# Work to be completed:
Give the listing again exactly, omitting its images.

# Given records:
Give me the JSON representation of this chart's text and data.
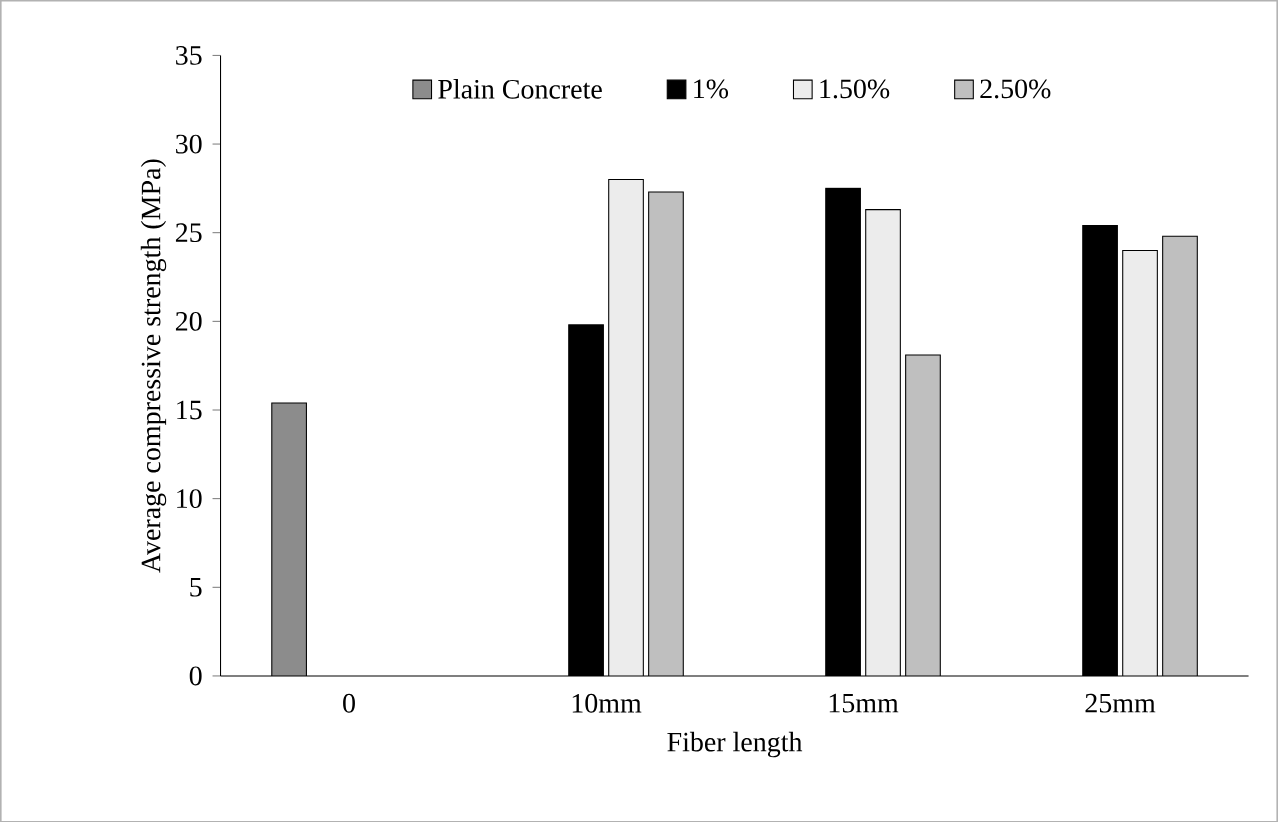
{
  "chart_data": {
    "type": "bar",
    "xlabel": "Fiber length",
    "ylabel": "Average compressive strength (MPa)",
    "categories": [
      "0",
      "10mm",
      "15mm",
      "25mm"
    ],
    "series": [
      {
        "name": "Plain Concrete",
        "color": "#8c8c8c",
        "values": [
          15.4,
          null,
          null,
          null
        ]
      },
      {
        "name": "1%",
        "color": "#000000",
        "values": [
          null,
          19.8,
          27.5,
          25.4
        ]
      },
      {
        "name": "1.50%",
        "color": "#ececec",
        "values": [
          null,
          28.0,
          26.3,
          24.0
        ]
      },
      {
        "name": "2.50%",
        "color": "#bfbfbf",
        "values": [
          null,
          27.3,
          18.1,
          24.8
        ]
      }
    ],
    "ylim": [
      0,
      35
    ],
    "yticks": [
      0,
      5,
      10,
      15,
      20,
      25,
      30,
      35
    ],
    "grid": false,
    "legend": "top"
  }
}
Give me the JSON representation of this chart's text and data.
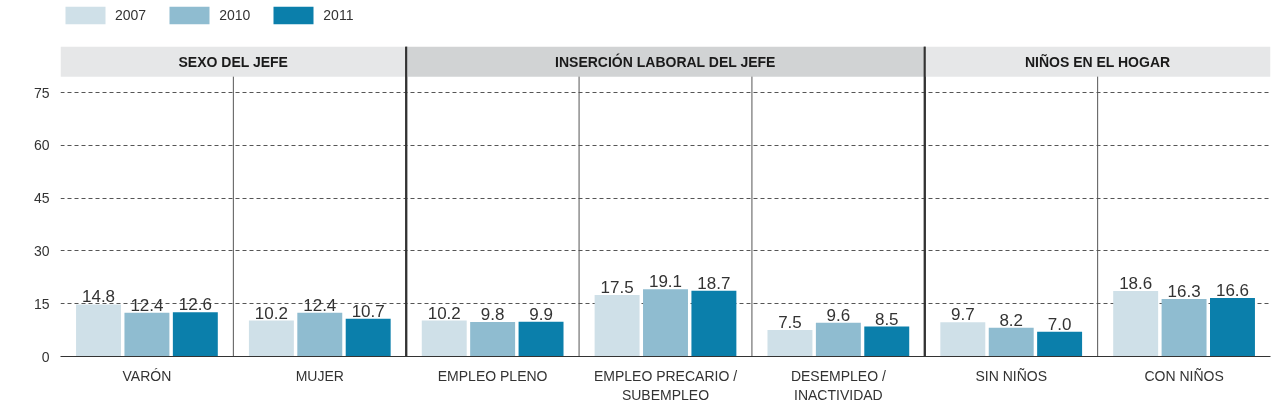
{
  "chart_data": {
    "type": "bar",
    "categories": [
      "VARÓN",
      "MUJER",
      "EMPLEO PLENO",
      "EMPLEO PRECARIO / SUBEMPLEO",
      "DESEMPLEO / INACTIVIDAD",
      "SIN NIÑOS",
      "CON NIÑOS"
    ],
    "series": [
      {
        "name": "2007",
        "color": "#cfe0e8",
        "values": [
          14.8,
          10.2,
          10.2,
          17.5,
          7.5,
          9.7,
          18.6
        ],
        "value_labels": [
          "14.8",
          "10.2",
          "10.2",
          "17.5",
          "7.5",
          "9.7",
          "18.6"
        ]
      },
      {
        "name": "2010",
        "color": "#8fbcd0",
        "values": [
          12.4,
          12.4,
          9.8,
          19.1,
          9.6,
          8.2,
          16.3
        ],
        "value_labels": [
          "12.4",
          "12.4",
          "9.8",
          "19.1",
          "9.6",
          "8.2",
          "16.3"
        ]
      },
      {
        "name": "2011",
        "color": "#0b7fab",
        "values": [
          12.6,
          10.7,
          9.9,
          18.7,
          8.5,
          7.0,
          16.6
        ],
        "value_labels": [
          "12.6",
          "10.7",
          "9.9",
          "18.7",
          "8.5",
          "7.0",
          "16.6"
        ]
      }
    ],
    "bands": [
      {
        "axis": "x",
        "from": "VARÓN",
        "to": "MUJER",
        "label": "SEXO DEL JEFE",
        "color": "#e6e7e8"
      },
      {
        "axis": "x",
        "from": "EMPLEO PLENO",
        "to": "DESEMPLEO / INACTIVIDAD",
        "label": "INSERCIÓN LABORAL DEL JEFE",
        "color": "#d1d3d4"
      },
      {
        "axis": "x",
        "from": "SIN NIÑOS",
        "to": "CON NIÑOS",
        "label": "NIÑOS EN EL HOGAR",
        "color": "#e6e7e8"
      }
    ],
    "ylim": [
      0,
      100
    ],
    "yticks": [
      0,
      15,
      30,
      45,
      60,
      75
    ],
    "grid": "y",
    "legend": "top left"
  }
}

# Exercise output:
Give me the JSON representation of this chart's text and data.
{
  "chart_data": {
    "type": "bar",
    "xlabel": "Fiber length",
    "ylabel": "Average compressive strength (MPa)",
    "categories": [
      "0",
      "10mm",
      "15mm",
      "25mm"
    ],
    "series": [
      {
        "name": "Plain Concrete",
        "color": "#8c8c8c",
        "values": [
          15.4,
          null,
          null,
          null
        ]
      },
      {
        "name": "1%",
        "color": "#000000",
        "values": [
          null,
          19.8,
          27.5,
          25.4
        ]
      },
      {
        "name": "1.50%",
        "color": "#ececec",
        "values": [
          null,
          28.0,
          26.3,
          24.0
        ]
      },
      {
        "name": "2.50%",
        "color": "#bfbfbf",
        "values": [
          null,
          27.3,
          18.1,
          24.8
        ]
      }
    ],
    "ylim": [
      0,
      35
    ],
    "yticks": [
      0,
      5,
      10,
      15,
      20,
      25,
      30,
      35
    ],
    "grid": false,
    "legend": "top"
  }
}
Give me the JSON representation of this chart's text and data.
{
  "chart_data": {
    "type": "bar",
    "categories": [
      "VARÓN",
      "MUJER",
      "EMPLEO PLENO",
      "EMPLEO PRECARIO / SUBEMPLEO",
      "DESEMPLEO / INACTIVIDAD",
      "SIN NIÑOS",
      "CON NIÑOS"
    ],
    "series": [
      {
        "name": "2007",
        "color": "#cfe0e8",
        "values": [
          14.8,
          10.2,
          10.2,
          17.5,
          7.5,
          9.7,
          18.6
        ],
        "value_labels": [
          "14.8",
          "10.2",
          "10.2",
          "17.5",
          "7.5",
          "9.7",
          "18.6"
        ]
      },
      {
        "name": "2010",
        "color": "#8fbcd0",
        "values": [
          12.4,
          12.4,
          9.8,
          19.1,
          9.6,
          8.2,
          16.3
        ],
        "value_labels": [
          "12.4",
          "12.4",
          "9.8",
          "19.1",
          "9.6",
          "8.2",
          "16.3"
        ]
      },
      {
        "name": "2011",
        "color": "#0b7fab",
        "values": [
          12.6,
          10.7,
          9.9,
          18.7,
          8.5,
          7.0,
          16.6
        ],
        "value_labels": [
          "12.6",
          "10.7",
          "9.9",
          "18.7",
          "8.5",
          "7.0",
          "16.6"
        ]
      }
    ],
    "bands": [
      {
        "axis": "x",
        "from": "VARÓN",
        "to": "MUJER",
        "label": "SEXO DEL JEFE",
        "color": "#e6e7e8"
      },
      {
        "axis": "x",
        "from": "EMPLEO PLENO",
        "to": "DESEMPLEO / INACTIVIDAD",
        "label": "INSERCIÓN LABORAL DEL JEFE",
        "color": "#d1d3d4"
      },
      {
        "axis": "x",
        "from": "SIN NIÑOS",
        "to": "CON NIÑOS",
        "label": "NIÑOS EN EL HOGAR",
        "color": "#e6e7e8"
      }
    ],
    "ylim": [
      0,
      100
    ],
    "yticks": [
      0,
      15,
      30,
      45,
      60,
      75
    ],
    "grid": "y",
    "legend": "top left"
  }
}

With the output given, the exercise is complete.